#### Set problem
Work out the number of lines containing "title". Give that number alone.

Records excerpted from a collection
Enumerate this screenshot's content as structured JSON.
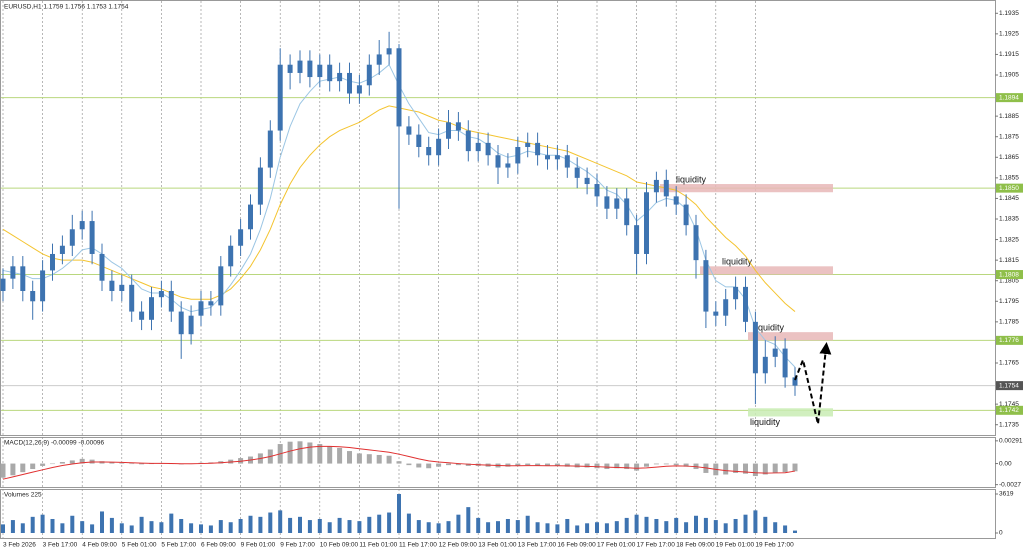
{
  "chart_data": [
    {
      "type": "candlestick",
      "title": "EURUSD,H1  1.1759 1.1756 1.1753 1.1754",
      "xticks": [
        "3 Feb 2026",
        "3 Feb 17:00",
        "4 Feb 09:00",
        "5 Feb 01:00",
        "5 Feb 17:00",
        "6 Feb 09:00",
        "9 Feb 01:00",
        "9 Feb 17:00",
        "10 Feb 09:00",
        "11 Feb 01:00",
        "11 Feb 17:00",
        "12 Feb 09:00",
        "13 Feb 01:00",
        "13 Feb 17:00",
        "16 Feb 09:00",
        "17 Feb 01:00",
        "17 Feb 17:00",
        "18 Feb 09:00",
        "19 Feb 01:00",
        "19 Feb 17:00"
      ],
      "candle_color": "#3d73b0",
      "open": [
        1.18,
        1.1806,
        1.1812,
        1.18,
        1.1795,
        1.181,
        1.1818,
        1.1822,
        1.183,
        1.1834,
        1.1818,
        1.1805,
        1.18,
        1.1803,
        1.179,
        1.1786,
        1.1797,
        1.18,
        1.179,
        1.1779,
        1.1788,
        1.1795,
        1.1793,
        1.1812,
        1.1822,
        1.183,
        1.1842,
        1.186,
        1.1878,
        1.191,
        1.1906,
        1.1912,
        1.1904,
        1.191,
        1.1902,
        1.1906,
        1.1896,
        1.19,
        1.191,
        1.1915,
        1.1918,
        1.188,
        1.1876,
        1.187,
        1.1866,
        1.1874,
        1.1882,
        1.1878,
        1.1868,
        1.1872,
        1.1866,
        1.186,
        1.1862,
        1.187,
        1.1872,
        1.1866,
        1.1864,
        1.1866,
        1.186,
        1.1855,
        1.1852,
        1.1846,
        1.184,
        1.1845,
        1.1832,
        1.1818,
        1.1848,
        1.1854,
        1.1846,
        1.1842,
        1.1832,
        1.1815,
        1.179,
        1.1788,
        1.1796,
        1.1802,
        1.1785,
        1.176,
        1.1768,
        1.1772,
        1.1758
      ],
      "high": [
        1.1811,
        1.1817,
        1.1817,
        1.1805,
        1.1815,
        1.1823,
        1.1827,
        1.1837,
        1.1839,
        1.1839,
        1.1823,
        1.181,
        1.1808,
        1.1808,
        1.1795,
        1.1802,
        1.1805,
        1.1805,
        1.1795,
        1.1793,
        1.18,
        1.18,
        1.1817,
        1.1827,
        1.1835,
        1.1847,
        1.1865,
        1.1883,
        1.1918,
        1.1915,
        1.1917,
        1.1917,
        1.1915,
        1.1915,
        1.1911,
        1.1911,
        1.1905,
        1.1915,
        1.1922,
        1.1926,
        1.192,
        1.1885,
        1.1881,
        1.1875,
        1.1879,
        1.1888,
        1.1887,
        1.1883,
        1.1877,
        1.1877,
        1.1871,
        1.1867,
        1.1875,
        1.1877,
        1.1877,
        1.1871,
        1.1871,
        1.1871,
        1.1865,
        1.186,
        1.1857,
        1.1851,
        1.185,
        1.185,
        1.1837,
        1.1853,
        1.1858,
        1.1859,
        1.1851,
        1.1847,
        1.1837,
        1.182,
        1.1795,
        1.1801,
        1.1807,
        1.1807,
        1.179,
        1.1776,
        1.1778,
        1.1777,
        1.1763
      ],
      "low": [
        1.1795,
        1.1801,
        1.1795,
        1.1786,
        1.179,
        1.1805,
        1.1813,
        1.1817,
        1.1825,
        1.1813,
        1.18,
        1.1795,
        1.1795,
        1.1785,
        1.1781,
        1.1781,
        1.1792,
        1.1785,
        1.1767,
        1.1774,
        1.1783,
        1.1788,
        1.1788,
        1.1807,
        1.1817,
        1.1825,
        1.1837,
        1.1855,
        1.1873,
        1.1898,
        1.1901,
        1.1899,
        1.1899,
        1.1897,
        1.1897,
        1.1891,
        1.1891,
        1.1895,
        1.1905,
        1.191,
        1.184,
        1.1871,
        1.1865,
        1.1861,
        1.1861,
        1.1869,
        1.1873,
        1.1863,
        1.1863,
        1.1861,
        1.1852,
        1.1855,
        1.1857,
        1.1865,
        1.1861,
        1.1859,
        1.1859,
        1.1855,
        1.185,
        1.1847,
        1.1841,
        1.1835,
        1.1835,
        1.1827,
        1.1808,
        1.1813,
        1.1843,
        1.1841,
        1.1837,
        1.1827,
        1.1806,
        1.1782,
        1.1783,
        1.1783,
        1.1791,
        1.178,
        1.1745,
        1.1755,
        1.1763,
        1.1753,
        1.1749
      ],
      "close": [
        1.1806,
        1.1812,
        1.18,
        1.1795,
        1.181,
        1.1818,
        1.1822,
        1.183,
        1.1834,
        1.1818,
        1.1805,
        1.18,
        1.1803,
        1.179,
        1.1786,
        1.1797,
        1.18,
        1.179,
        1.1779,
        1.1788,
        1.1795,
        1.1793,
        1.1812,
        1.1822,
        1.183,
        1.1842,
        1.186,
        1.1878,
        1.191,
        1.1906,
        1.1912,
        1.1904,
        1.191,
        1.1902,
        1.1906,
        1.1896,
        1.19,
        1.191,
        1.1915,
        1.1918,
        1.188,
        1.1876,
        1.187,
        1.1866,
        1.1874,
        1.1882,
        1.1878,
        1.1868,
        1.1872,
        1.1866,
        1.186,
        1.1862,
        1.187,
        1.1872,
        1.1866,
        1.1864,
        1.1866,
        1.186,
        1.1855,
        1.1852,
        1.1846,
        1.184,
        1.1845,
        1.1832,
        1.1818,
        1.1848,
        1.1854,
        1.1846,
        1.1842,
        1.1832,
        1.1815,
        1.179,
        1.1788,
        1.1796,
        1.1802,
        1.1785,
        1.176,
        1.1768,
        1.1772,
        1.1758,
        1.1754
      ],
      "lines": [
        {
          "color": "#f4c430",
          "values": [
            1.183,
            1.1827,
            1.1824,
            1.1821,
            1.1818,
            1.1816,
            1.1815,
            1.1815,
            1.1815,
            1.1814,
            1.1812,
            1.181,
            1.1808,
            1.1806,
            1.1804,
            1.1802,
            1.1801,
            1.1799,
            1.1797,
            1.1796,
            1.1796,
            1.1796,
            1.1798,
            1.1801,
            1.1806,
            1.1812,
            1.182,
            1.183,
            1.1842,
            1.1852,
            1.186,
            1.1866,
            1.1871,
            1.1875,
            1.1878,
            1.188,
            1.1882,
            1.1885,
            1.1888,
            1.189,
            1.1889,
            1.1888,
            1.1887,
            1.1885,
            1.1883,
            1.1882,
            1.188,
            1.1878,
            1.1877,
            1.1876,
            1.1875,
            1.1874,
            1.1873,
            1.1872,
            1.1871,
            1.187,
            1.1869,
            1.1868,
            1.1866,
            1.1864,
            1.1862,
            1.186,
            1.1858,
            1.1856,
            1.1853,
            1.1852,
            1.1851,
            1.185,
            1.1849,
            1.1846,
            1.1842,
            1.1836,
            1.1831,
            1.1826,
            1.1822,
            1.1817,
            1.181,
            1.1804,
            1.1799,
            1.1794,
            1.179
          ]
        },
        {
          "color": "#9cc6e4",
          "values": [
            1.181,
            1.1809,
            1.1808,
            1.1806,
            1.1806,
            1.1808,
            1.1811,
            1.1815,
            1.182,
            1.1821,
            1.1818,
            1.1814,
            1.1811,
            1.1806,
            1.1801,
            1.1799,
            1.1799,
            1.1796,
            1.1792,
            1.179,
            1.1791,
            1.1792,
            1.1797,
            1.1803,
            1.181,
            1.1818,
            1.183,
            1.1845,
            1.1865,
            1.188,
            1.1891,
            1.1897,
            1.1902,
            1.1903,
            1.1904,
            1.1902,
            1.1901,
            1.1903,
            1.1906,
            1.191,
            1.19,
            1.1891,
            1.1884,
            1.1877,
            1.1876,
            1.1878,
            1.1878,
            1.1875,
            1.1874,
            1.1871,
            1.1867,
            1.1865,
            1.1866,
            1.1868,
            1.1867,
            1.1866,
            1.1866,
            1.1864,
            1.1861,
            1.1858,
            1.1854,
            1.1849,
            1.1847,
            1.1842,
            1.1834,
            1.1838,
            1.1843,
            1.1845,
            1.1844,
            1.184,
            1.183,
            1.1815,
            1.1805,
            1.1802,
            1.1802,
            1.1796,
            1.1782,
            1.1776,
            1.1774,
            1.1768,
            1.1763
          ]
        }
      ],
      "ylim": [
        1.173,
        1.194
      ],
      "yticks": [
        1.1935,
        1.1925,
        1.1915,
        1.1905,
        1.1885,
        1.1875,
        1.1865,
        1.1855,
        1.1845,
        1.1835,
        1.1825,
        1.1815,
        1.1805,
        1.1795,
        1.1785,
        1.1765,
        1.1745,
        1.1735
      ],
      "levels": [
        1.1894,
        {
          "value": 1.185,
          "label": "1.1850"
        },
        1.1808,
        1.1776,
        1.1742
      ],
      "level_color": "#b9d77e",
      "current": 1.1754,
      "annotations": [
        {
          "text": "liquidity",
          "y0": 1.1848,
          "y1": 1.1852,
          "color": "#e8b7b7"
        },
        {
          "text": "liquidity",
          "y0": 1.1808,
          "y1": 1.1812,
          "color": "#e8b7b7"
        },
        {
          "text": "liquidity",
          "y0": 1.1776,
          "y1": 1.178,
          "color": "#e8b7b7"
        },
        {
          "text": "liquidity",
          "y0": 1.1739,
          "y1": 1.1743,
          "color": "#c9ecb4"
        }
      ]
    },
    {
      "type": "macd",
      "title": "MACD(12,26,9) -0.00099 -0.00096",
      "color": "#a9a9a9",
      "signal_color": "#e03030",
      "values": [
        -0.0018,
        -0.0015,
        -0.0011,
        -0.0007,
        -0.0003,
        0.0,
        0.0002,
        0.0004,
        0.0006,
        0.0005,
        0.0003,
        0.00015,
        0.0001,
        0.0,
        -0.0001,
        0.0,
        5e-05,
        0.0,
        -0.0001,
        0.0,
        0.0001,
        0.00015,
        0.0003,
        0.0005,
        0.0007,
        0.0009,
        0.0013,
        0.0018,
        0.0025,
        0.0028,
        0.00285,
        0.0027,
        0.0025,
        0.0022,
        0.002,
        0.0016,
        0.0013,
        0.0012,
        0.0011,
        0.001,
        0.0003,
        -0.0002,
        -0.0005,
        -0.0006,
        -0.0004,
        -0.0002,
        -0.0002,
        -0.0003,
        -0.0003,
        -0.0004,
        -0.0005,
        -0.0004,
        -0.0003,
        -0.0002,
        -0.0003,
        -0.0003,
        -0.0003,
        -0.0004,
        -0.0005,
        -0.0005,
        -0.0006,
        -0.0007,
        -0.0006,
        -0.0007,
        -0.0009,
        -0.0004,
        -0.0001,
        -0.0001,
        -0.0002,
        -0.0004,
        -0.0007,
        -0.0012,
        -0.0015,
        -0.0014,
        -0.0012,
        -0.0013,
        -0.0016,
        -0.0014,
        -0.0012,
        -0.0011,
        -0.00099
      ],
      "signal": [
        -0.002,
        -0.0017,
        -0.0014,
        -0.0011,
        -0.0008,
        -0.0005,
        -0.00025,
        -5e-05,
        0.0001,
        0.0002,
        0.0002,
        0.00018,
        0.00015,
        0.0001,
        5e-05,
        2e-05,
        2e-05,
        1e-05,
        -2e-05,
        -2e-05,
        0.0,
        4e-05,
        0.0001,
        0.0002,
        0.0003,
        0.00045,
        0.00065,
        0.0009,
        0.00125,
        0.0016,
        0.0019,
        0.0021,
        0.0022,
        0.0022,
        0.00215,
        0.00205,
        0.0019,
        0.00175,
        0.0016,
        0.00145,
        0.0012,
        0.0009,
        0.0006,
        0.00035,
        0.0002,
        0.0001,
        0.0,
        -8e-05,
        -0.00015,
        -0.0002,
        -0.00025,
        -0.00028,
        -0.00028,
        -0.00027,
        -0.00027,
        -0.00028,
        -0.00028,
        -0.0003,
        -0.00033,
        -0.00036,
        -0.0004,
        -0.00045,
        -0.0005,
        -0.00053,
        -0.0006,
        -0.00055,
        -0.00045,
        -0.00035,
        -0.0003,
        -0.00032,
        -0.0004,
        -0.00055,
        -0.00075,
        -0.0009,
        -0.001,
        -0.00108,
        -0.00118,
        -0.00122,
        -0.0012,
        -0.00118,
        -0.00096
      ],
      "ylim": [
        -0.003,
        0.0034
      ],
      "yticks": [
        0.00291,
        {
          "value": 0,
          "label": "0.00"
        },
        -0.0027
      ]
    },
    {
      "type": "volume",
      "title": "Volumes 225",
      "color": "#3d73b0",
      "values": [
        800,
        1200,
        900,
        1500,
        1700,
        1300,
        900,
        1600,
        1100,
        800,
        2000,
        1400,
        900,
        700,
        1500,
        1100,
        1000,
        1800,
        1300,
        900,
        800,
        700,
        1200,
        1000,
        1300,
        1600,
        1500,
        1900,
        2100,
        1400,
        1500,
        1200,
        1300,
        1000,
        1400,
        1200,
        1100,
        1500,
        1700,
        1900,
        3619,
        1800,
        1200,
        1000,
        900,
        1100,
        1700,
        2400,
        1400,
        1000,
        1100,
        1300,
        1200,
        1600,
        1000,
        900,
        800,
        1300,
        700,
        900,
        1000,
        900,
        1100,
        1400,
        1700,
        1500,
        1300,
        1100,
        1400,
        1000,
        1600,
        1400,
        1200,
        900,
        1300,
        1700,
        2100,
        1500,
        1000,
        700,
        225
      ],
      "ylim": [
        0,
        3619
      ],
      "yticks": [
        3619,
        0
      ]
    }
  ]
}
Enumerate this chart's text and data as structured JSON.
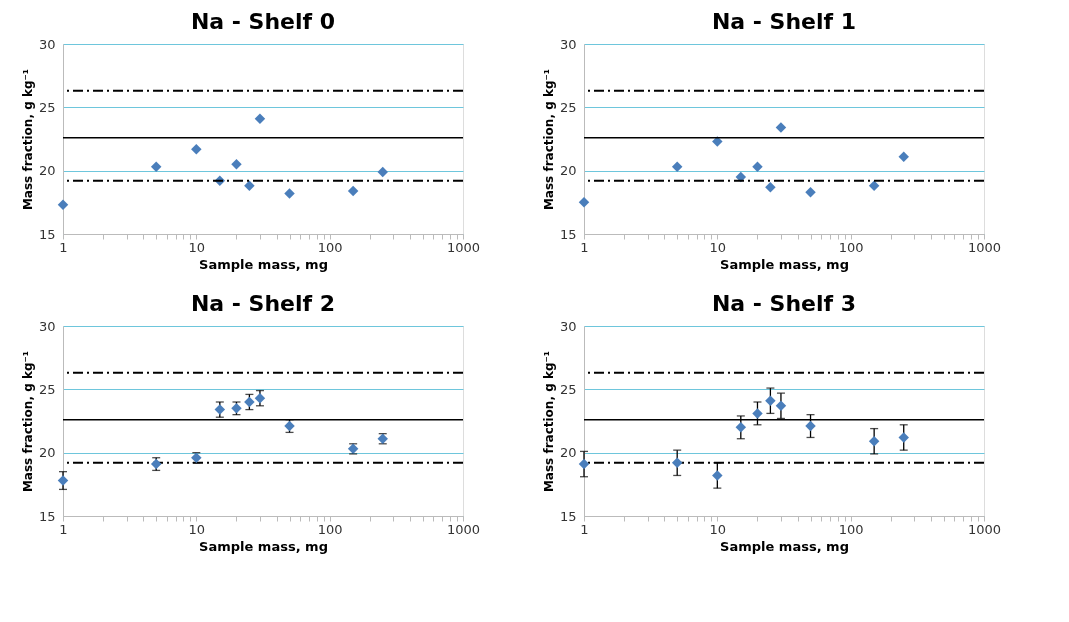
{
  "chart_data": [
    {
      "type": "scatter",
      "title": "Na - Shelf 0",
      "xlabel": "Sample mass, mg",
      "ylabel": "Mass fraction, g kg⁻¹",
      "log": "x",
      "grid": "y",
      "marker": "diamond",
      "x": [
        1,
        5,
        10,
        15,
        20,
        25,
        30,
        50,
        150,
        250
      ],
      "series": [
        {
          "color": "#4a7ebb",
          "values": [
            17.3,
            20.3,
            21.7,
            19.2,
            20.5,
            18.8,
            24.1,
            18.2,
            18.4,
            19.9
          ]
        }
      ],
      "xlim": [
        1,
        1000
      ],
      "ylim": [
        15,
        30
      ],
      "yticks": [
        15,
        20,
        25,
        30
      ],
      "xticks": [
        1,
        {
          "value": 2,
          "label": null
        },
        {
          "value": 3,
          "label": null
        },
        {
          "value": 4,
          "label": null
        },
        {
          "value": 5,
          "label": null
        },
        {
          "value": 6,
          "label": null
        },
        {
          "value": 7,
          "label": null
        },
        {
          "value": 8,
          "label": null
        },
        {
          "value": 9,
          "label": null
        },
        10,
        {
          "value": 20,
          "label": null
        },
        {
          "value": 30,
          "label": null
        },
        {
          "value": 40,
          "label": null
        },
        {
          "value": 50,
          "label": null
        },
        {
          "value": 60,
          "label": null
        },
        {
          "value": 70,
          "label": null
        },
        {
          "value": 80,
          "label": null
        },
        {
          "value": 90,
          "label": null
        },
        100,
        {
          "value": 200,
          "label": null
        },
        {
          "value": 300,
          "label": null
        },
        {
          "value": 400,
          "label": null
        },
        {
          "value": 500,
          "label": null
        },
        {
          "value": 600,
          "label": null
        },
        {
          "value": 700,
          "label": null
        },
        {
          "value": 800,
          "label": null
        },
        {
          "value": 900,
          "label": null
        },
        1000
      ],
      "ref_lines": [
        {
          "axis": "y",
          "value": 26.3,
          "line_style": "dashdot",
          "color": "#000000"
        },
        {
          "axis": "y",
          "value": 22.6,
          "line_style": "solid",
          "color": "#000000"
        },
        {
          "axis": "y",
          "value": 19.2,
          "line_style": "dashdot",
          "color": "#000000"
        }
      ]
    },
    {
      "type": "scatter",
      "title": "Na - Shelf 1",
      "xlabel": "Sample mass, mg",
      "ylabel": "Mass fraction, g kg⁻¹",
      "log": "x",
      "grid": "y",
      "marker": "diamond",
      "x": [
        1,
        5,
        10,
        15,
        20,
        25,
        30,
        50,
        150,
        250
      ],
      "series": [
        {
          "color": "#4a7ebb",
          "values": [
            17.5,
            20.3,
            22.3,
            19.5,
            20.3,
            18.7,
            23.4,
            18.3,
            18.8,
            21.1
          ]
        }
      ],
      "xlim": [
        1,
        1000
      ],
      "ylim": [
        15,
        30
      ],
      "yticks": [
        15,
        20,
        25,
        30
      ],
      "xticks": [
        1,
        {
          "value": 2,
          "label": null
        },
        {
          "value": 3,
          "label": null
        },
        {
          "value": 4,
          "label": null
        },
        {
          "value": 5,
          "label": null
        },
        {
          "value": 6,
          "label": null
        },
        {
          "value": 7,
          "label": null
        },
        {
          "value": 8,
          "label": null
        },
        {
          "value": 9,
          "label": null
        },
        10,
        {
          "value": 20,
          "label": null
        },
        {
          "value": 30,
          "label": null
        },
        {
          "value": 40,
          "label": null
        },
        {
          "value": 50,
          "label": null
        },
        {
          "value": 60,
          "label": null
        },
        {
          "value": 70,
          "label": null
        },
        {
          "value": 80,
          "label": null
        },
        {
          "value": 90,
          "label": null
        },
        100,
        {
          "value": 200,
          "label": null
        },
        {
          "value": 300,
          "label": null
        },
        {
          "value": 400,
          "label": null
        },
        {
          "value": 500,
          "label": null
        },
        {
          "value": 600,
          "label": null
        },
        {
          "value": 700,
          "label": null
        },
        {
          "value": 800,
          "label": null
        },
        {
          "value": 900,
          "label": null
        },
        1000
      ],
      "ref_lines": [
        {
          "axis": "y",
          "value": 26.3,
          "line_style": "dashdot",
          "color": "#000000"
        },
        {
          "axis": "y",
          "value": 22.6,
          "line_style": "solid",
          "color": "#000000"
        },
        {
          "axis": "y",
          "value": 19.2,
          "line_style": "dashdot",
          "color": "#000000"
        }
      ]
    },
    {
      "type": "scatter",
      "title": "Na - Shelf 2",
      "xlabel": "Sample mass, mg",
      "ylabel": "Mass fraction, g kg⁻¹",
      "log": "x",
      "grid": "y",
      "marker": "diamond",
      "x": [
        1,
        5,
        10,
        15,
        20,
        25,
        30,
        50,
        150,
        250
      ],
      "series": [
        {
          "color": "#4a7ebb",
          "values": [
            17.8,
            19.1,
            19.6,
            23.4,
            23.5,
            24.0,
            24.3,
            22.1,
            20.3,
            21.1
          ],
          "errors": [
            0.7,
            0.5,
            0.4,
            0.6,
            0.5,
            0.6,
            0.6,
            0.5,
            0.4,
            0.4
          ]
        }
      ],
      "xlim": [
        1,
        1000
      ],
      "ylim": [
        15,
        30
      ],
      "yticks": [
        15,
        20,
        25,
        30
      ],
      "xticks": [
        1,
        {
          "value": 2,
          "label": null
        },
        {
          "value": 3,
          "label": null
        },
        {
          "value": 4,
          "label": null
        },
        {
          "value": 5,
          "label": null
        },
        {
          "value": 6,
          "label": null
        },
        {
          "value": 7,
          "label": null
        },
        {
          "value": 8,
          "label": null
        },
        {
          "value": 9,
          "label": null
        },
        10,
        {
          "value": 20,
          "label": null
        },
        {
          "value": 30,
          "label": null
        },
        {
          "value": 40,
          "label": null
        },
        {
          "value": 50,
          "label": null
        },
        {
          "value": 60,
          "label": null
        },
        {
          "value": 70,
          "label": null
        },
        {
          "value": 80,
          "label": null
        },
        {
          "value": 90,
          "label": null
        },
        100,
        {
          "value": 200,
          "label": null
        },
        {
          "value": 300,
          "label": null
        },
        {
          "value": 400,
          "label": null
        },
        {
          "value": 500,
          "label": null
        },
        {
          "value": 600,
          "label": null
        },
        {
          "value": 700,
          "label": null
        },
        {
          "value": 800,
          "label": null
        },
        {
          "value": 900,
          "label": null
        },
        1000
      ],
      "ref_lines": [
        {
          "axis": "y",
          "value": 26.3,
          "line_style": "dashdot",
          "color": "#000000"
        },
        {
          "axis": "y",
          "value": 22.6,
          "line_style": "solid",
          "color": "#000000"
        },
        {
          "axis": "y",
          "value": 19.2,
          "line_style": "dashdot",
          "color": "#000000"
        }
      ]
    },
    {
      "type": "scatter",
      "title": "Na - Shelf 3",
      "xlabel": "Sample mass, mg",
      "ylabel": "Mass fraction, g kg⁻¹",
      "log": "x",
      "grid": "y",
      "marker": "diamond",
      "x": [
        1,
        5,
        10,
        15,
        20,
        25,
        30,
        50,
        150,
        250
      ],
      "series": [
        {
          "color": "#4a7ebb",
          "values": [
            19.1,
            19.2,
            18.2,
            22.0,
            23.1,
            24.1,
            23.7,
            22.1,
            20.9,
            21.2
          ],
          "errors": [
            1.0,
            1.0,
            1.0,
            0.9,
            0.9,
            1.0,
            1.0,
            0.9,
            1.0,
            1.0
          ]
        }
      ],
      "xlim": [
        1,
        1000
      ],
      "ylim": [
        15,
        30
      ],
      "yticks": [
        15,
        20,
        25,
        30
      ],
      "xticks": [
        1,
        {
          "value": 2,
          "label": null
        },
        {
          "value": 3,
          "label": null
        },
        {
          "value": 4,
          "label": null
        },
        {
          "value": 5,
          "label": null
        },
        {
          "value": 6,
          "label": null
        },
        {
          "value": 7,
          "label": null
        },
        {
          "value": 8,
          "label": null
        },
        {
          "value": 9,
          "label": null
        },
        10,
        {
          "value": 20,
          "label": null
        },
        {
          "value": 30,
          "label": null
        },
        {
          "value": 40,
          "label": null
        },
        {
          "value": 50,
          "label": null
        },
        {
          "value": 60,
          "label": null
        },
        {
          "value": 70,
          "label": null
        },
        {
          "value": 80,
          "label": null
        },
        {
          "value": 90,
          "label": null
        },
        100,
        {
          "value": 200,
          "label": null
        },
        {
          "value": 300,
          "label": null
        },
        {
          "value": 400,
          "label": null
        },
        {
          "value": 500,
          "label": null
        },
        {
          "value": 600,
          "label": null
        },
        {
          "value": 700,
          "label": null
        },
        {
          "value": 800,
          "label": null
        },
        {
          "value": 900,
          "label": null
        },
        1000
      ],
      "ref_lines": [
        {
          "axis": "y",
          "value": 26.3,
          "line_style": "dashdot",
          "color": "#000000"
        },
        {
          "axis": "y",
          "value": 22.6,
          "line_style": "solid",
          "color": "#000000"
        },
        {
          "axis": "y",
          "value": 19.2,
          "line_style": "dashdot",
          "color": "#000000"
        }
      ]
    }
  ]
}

#### Expected answer
7